> _What is needed_: Among the entries below, find the lines with "Size" and copy them.

(Figure dataset records)
## BEGIN
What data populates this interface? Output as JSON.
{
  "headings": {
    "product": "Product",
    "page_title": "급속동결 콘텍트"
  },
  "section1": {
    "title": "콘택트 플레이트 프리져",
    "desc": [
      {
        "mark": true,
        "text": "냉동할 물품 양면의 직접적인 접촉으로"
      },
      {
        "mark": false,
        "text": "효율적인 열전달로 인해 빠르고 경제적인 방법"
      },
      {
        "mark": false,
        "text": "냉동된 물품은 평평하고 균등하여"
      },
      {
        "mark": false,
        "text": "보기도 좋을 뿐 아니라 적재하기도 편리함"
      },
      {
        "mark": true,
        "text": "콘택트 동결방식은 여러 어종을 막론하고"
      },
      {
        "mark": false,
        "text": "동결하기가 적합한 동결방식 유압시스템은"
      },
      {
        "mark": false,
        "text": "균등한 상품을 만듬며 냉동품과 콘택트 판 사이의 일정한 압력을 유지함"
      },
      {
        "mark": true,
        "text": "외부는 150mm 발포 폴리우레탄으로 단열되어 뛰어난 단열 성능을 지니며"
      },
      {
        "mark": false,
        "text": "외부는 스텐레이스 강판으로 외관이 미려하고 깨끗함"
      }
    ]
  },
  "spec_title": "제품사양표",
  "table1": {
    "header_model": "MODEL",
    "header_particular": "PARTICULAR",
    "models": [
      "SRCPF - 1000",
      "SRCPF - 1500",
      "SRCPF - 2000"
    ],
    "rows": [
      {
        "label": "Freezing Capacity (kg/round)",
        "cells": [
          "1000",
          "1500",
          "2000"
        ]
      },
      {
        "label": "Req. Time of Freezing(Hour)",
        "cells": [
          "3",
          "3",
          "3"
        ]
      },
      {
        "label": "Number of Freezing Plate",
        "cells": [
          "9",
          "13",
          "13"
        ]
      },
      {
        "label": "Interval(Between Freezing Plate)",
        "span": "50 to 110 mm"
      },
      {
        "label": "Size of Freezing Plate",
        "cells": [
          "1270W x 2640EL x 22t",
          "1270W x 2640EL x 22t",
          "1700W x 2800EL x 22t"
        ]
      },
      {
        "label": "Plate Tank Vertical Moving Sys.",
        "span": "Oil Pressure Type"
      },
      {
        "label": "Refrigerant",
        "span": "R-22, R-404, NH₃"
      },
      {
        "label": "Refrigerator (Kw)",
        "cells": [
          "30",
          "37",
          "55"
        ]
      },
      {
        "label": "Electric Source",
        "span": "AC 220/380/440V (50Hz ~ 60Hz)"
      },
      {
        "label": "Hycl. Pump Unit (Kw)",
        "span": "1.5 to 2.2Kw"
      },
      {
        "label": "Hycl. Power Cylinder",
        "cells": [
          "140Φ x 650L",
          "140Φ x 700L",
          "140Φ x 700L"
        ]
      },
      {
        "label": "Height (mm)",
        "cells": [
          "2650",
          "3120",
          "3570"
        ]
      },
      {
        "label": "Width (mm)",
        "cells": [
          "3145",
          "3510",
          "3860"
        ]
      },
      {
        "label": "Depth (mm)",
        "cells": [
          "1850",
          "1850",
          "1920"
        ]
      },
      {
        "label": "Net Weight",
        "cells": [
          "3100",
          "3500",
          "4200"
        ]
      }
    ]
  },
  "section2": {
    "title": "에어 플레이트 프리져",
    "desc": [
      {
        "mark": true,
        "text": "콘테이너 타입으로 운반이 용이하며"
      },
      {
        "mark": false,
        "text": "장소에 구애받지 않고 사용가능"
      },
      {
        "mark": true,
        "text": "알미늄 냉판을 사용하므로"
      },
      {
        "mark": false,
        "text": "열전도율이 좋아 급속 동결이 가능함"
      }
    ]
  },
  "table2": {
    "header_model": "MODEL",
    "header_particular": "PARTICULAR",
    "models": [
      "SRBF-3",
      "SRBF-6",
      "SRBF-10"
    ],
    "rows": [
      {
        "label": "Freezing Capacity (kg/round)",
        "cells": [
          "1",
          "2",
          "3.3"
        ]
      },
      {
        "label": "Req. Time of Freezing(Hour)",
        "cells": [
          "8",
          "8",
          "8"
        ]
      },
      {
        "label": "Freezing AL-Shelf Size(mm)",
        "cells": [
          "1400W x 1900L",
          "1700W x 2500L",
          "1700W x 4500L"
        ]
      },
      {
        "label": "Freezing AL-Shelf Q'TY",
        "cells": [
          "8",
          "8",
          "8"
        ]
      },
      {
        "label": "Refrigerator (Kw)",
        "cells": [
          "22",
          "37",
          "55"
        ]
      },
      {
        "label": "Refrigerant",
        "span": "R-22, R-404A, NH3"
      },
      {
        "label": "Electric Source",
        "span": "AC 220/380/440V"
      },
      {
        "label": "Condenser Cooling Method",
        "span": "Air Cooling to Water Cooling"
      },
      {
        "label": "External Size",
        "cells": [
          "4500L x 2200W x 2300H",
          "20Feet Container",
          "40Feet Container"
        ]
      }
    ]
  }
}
## END
> _Solved problem_:
        "label": "Size of Freezing Plate",
        "label": "Freezing AL-Shelf Size(mm)",
        "label": "External Size",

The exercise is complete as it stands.